____ DATASET RECORDS
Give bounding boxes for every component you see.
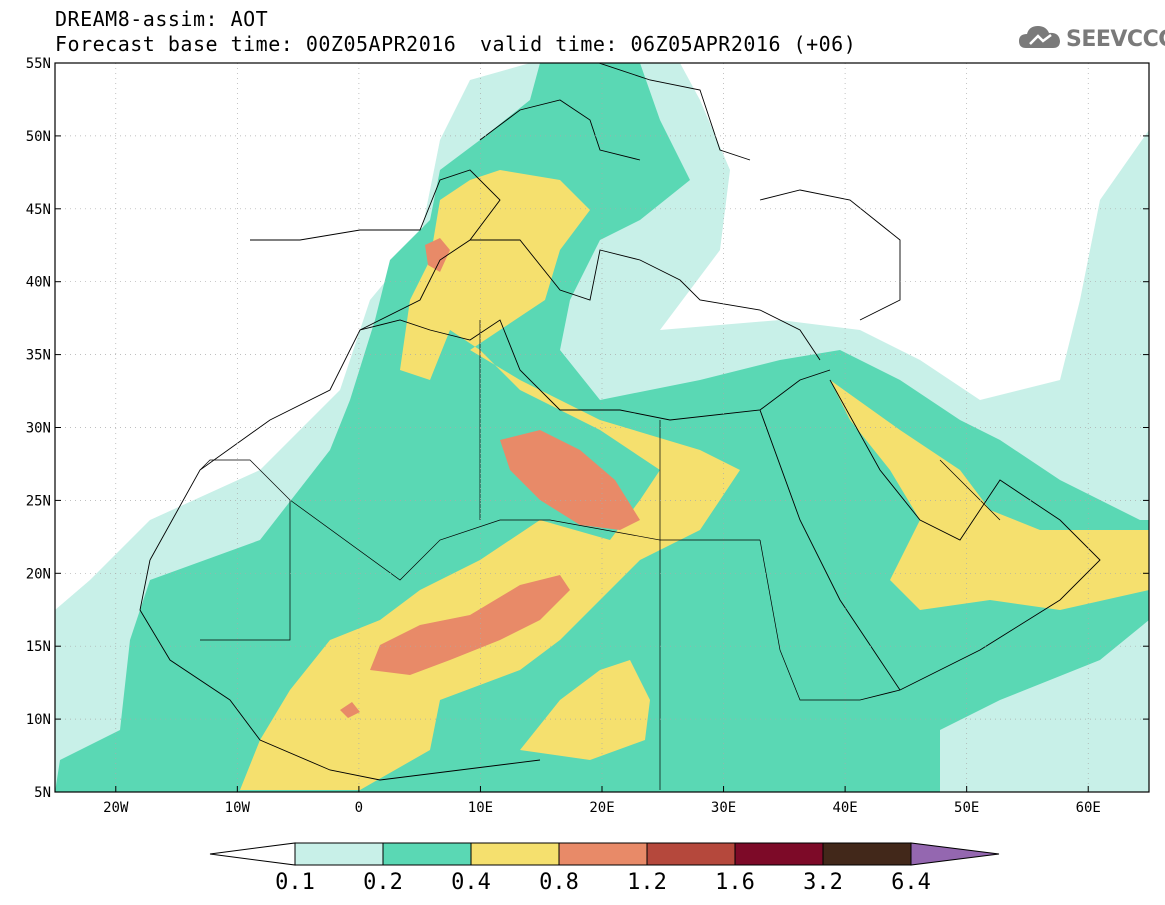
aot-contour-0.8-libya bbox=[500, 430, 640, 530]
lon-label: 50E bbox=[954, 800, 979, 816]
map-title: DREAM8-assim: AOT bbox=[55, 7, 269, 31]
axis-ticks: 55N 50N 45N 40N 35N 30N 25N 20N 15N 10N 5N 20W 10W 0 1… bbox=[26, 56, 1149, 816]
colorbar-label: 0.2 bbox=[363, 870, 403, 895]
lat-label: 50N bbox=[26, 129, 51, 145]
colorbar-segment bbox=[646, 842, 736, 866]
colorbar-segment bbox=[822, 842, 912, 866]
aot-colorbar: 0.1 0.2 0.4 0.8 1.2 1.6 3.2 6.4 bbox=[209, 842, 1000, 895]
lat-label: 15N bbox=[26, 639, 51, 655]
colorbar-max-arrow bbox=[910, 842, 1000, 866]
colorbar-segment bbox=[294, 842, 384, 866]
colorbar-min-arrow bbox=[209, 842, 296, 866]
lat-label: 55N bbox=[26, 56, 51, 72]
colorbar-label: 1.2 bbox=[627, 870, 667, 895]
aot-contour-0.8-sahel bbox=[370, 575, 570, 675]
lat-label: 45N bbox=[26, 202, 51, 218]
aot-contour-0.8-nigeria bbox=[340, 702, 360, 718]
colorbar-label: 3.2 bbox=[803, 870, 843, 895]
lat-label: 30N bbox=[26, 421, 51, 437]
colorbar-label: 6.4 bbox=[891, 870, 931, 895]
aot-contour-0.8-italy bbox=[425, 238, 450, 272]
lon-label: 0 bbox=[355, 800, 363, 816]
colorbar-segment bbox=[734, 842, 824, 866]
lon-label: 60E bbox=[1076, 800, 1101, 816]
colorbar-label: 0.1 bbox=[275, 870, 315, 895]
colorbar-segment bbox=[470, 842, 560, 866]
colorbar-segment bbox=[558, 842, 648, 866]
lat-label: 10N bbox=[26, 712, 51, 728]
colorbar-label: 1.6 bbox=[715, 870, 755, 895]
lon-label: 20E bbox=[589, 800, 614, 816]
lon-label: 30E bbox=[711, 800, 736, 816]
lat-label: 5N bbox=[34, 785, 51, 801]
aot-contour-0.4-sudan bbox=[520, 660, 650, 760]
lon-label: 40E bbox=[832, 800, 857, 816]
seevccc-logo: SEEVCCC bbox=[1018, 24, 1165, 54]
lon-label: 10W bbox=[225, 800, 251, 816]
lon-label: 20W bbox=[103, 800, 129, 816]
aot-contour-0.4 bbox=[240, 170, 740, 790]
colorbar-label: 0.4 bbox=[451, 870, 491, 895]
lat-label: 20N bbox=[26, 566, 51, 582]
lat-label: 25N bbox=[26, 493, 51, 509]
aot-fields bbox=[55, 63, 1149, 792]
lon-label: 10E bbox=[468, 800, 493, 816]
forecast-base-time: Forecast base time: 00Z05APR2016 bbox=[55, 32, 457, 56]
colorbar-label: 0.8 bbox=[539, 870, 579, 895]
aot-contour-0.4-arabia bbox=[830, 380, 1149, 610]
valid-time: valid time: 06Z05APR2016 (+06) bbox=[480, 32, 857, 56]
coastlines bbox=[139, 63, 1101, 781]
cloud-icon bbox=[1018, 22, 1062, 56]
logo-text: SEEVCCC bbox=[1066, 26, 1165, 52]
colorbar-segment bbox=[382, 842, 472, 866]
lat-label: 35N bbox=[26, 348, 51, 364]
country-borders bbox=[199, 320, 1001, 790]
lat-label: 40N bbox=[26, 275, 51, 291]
________
_INSTRUCTION_:
Can you copy out the items above word for word, omitting the pictures?

_PROBLEM SOLUTION_:
Give bounding boxes for every component you see.
aot-contour-0.8-libya bbox=[500, 430, 640, 530]
lon-label: 50E bbox=[954, 800, 979, 816]
map-title: DREAM8-assim: AOT bbox=[55, 7, 269, 31]
axis-ticks: 55N 50N 45N 40N 35N 30N 25N 20N 15N 10N 5N 20W 10W 0 1… bbox=[26, 56, 1149, 816]
colorbar-label: 0.2 bbox=[363, 870, 403, 895]
lat-label: 50N bbox=[26, 129, 51, 145]
colorbar-segment bbox=[646, 842, 736, 866]
colorbar-segment bbox=[822, 842, 912, 866]
aot-colorbar: 0.1 0.2 0.4 0.8 1.2 1.6 3.2 6.4 bbox=[209, 842, 1000, 895]
lat-label: 15N bbox=[26, 639, 51, 655]
colorbar-max-arrow bbox=[910, 842, 1000, 866]
colorbar-segment bbox=[294, 842, 384, 866]
colorbar-min-arrow bbox=[209, 842, 296, 866]
lat-label: 55N bbox=[26, 56, 51, 72]
colorbar-label: 1.2 bbox=[627, 870, 667, 895]
aot-contour-0.8-sahel bbox=[370, 575, 570, 675]
lat-label: 45N bbox=[26, 202, 51, 218]
aot-contour-0.8-nigeria bbox=[340, 702, 360, 718]
colorbar-label: 3.2 bbox=[803, 870, 843, 895]
lat-label: 30N bbox=[26, 421, 51, 437]
colorbar-label: 6.4 bbox=[891, 870, 931, 895]
aot-contour-0.8-italy bbox=[425, 238, 450, 272]
lon-label: 0 bbox=[355, 800, 363, 816]
colorbar-segment bbox=[734, 842, 824, 866]
lon-label: 60E bbox=[1076, 800, 1101, 816]
colorbar-label: 0.1 bbox=[275, 870, 315, 895]
colorbar-segment bbox=[470, 842, 560, 866]
colorbar-segment bbox=[558, 842, 648, 866]
lat-label: 10N bbox=[26, 712, 51, 728]
colorbar-label: 1.6 bbox=[715, 870, 755, 895]
lon-label: 20E bbox=[589, 800, 614, 816]
lon-label: 30E bbox=[711, 800, 736, 816]
lat-label: 5N bbox=[34, 785, 51, 801]
aot-contour-0.4-sudan bbox=[520, 660, 650, 760]
lon-label: 40E bbox=[832, 800, 857, 816]
seevccc-logo: SEEVCCC bbox=[1018, 24, 1165, 54]
lon-label: 10W bbox=[225, 800, 251, 816]
lon-label: 20W bbox=[103, 800, 129, 816]
aot-contour-0.4 bbox=[240, 170, 740, 790]
colorbar-label: 0.4 bbox=[451, 870, 491, 895]
lat-label: 20N bbox=[26, 566, 51, 582]
lat-label: 25N bbox=[26, 493, 51, 509]
aot-fields bbox=[55, 63, 1149, 792]
lon-label: 10E bbox=[468, 800, 493, 816]
forecast-base-time: Forecast base time: 00Z05APR2016 bbox=[55, 32, 457, 56]
colorbar-label: 0.8 bbox=[539, 870, 579, 895]
aot-contour-0.4-arabia bbox=[830, 380, 1149, 610]
valid-time: valid time: 06Z05APR2016 (+06) bbox=[480, 32, 857, 56]
coastlines bbox=[139, 63, 1101, 781]
cloud-icon bbox=[1018, 22, 1062, 56]
logo-text: SEEVCCC bbox=[1066, 26, 1165, 52]
colorbar-segment bbox=[382, 842, 472, 866]
lat-label: 35N bbox=[26, 348, 51, 364]
country-borders bbox=[199, 320, 1001, 790]
lat-label: 40N bbox=[26, 275, 51, 291]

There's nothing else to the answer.